<<<<
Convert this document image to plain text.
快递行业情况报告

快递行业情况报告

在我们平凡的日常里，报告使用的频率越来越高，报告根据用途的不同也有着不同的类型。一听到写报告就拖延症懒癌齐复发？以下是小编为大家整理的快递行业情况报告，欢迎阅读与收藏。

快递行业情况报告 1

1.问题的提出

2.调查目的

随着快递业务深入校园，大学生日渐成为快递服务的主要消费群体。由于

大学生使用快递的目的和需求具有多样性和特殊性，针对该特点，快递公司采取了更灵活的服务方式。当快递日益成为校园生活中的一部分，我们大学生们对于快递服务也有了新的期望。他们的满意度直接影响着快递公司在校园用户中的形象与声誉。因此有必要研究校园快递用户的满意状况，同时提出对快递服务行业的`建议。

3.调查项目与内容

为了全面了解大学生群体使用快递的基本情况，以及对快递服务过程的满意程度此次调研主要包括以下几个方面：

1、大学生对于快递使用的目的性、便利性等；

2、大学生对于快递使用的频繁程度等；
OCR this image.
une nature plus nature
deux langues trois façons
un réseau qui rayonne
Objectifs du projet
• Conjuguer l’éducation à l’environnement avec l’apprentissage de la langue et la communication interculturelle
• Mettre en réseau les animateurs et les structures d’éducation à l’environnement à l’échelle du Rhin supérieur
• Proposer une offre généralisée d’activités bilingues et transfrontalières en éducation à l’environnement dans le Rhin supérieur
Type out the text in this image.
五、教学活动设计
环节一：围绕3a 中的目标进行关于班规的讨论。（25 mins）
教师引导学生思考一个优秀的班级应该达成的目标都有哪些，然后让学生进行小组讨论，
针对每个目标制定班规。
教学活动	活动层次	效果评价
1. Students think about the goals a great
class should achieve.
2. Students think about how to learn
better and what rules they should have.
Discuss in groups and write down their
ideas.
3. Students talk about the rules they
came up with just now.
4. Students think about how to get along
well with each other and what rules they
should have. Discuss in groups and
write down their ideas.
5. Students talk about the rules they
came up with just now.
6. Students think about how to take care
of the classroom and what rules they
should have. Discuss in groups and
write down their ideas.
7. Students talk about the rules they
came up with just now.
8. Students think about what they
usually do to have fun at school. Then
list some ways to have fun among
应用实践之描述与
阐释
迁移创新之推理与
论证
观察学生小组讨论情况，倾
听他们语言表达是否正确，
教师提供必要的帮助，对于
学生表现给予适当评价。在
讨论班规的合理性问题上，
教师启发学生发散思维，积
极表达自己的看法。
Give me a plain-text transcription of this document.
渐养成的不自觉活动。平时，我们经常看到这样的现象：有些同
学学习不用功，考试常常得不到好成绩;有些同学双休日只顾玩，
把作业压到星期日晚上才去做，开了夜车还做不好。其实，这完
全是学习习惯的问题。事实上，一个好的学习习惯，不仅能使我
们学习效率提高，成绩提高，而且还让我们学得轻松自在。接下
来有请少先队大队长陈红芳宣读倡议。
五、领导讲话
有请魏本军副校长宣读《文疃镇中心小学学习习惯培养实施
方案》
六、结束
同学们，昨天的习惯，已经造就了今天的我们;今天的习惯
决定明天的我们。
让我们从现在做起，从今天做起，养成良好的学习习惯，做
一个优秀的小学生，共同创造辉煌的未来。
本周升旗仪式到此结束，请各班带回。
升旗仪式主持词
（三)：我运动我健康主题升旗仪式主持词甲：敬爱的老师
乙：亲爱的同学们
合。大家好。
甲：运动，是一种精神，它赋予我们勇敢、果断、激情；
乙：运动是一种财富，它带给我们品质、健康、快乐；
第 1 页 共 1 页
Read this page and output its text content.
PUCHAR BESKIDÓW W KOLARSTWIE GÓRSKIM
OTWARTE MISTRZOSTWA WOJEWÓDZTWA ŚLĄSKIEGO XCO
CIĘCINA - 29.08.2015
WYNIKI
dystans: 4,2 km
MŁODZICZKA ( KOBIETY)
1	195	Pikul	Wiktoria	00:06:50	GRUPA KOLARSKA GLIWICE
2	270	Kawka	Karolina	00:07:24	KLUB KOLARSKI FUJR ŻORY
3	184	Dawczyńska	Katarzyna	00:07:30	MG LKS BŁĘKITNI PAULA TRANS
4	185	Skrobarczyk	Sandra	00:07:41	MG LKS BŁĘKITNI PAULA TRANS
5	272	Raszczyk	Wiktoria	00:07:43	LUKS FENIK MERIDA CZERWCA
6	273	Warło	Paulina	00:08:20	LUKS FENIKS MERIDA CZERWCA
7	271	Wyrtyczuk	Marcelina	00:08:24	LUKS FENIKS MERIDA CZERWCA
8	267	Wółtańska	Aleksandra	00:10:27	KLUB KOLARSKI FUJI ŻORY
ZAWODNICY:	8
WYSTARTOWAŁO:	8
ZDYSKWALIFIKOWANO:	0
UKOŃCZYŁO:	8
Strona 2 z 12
>>>>
Filter the entries down to the lines with the word "think" in them.

1. Students think about the goals a great
2. Students think about how to learn
4. Students think about how to get along
6. Students think about how to take care
8. Students think about what they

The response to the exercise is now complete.